## begin DATASET EXTRACT
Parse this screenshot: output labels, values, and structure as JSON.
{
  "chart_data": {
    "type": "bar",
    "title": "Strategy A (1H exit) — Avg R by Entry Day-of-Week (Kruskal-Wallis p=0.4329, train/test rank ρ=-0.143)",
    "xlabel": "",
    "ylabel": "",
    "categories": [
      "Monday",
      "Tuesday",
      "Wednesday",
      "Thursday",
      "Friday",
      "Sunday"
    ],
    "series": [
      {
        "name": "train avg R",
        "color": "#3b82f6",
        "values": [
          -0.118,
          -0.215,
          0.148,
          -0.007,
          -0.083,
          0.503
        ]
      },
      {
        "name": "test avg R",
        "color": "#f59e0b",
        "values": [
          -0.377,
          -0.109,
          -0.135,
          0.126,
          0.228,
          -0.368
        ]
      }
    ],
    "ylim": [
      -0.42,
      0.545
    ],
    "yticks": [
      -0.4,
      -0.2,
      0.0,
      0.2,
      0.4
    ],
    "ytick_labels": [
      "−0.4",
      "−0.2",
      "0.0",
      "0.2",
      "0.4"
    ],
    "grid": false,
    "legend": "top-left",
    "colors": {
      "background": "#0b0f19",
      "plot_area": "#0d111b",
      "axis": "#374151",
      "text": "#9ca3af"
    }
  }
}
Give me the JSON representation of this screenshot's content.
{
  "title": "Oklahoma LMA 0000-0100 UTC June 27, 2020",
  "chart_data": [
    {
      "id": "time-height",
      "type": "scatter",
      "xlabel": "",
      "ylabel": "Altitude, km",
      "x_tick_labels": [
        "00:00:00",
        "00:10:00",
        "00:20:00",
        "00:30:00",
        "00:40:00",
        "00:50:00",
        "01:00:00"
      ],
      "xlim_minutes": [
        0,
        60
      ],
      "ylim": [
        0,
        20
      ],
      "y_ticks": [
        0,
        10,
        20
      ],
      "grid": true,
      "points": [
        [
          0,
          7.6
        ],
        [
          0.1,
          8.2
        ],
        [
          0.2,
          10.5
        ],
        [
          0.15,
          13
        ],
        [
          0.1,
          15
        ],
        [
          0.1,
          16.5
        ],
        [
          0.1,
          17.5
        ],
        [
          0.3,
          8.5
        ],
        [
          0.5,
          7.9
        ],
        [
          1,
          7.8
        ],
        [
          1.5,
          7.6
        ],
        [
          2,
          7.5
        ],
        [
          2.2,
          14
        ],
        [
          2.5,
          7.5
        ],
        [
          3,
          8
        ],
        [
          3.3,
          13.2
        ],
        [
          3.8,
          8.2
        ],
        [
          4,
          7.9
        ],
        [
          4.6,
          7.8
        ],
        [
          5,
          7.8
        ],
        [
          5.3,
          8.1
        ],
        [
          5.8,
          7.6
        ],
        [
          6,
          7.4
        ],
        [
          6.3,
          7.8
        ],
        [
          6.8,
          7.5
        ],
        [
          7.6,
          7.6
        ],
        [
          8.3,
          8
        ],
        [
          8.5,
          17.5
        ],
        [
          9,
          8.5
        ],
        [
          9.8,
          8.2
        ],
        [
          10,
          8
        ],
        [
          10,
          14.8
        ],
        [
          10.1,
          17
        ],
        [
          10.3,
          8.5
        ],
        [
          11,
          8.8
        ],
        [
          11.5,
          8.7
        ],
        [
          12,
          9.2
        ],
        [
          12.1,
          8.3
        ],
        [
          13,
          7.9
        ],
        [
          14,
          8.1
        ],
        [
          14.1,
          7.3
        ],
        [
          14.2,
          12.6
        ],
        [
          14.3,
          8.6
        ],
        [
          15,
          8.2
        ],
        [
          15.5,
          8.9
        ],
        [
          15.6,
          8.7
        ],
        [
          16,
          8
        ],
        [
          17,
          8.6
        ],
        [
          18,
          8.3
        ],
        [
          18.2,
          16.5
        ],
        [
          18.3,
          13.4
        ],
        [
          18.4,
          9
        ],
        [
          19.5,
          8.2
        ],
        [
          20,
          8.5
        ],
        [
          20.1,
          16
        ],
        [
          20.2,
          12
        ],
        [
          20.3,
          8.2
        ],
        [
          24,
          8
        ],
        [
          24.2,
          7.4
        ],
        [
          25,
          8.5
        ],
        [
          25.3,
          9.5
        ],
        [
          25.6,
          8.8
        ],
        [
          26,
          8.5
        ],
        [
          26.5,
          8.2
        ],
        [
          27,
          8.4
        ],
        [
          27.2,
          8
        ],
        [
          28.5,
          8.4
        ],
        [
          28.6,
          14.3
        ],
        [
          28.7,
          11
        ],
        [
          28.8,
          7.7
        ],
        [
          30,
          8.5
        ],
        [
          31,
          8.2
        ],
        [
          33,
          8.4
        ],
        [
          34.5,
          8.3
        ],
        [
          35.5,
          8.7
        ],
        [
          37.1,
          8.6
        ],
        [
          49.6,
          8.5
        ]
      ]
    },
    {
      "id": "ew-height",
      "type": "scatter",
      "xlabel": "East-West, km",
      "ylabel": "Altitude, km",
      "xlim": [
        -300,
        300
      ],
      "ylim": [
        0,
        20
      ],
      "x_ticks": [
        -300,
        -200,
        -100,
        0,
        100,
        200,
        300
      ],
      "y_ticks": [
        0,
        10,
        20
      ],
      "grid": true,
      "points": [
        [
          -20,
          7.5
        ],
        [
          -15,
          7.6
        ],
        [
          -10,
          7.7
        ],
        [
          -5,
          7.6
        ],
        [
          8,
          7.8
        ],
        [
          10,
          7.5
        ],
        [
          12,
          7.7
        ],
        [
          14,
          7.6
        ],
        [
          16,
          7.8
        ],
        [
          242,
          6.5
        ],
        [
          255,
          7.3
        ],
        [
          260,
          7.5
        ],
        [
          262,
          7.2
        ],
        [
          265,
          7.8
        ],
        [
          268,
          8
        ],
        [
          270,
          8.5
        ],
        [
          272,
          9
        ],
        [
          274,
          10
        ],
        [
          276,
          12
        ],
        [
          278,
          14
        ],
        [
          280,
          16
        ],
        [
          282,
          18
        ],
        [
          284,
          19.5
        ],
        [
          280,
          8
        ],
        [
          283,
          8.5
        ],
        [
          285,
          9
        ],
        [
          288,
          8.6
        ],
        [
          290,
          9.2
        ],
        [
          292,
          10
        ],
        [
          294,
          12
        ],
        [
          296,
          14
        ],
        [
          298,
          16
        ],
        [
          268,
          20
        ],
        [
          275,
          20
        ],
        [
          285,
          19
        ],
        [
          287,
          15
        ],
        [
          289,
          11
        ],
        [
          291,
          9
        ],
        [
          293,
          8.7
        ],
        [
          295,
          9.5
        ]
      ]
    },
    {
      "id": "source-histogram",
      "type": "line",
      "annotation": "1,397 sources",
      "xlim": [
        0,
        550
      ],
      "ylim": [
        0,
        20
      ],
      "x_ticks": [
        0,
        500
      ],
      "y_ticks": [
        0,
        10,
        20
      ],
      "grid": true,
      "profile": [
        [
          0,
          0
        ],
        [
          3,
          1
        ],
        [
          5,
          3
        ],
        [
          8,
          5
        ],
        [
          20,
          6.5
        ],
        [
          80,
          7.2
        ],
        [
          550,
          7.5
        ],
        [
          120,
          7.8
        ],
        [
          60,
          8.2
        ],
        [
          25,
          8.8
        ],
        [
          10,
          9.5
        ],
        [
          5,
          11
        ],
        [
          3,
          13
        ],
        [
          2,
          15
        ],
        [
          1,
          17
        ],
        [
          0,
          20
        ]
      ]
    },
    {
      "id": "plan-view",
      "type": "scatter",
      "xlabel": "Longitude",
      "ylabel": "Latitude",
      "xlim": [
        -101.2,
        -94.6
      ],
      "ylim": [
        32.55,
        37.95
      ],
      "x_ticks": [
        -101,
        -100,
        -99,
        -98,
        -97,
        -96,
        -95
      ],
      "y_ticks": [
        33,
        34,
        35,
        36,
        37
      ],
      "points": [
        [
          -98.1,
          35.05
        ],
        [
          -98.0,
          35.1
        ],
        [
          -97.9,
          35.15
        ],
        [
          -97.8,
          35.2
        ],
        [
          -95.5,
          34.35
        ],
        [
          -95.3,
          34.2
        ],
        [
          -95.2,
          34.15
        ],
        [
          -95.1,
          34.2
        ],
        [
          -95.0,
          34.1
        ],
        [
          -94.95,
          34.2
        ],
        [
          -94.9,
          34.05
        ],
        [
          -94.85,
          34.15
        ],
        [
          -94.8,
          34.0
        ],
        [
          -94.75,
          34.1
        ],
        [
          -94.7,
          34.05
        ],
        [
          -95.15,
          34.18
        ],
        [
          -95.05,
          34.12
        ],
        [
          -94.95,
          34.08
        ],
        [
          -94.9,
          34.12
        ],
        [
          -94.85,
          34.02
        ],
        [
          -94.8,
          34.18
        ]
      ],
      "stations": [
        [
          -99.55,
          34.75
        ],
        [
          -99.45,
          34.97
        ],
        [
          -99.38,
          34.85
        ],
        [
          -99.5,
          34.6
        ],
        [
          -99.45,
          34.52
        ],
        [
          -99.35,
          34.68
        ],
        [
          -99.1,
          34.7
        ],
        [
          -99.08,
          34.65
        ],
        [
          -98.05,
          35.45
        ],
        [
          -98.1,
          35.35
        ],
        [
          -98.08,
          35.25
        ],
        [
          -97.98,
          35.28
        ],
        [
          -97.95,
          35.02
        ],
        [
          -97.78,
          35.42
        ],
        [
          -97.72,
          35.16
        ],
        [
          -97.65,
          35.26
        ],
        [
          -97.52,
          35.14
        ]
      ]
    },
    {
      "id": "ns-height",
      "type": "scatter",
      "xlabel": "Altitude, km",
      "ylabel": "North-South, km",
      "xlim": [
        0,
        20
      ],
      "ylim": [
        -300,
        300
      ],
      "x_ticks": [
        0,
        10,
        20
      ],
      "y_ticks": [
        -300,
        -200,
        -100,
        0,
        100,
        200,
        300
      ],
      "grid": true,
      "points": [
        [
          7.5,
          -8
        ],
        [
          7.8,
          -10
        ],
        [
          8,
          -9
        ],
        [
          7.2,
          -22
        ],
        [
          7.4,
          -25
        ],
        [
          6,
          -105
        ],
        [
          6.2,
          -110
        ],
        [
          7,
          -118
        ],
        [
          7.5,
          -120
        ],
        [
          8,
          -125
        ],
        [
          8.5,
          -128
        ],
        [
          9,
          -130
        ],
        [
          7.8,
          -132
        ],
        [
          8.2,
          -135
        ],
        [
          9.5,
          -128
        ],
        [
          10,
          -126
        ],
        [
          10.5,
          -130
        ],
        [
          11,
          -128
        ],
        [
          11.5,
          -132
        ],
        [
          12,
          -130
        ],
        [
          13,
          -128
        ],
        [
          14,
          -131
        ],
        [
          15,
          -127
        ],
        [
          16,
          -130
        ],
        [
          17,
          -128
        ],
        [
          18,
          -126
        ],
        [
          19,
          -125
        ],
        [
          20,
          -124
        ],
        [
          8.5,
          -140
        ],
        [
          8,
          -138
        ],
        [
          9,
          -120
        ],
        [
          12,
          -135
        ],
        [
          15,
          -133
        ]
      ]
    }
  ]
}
## end DATASET EXTRACT
— DO THIS —
Search the entries for the word "JSON" and copy every line that has it.

— SOLUTION BELOW —
Parse this screenshot: output labels, values, and structure as JSON.
Give me the JSON representation of this screenshot's content.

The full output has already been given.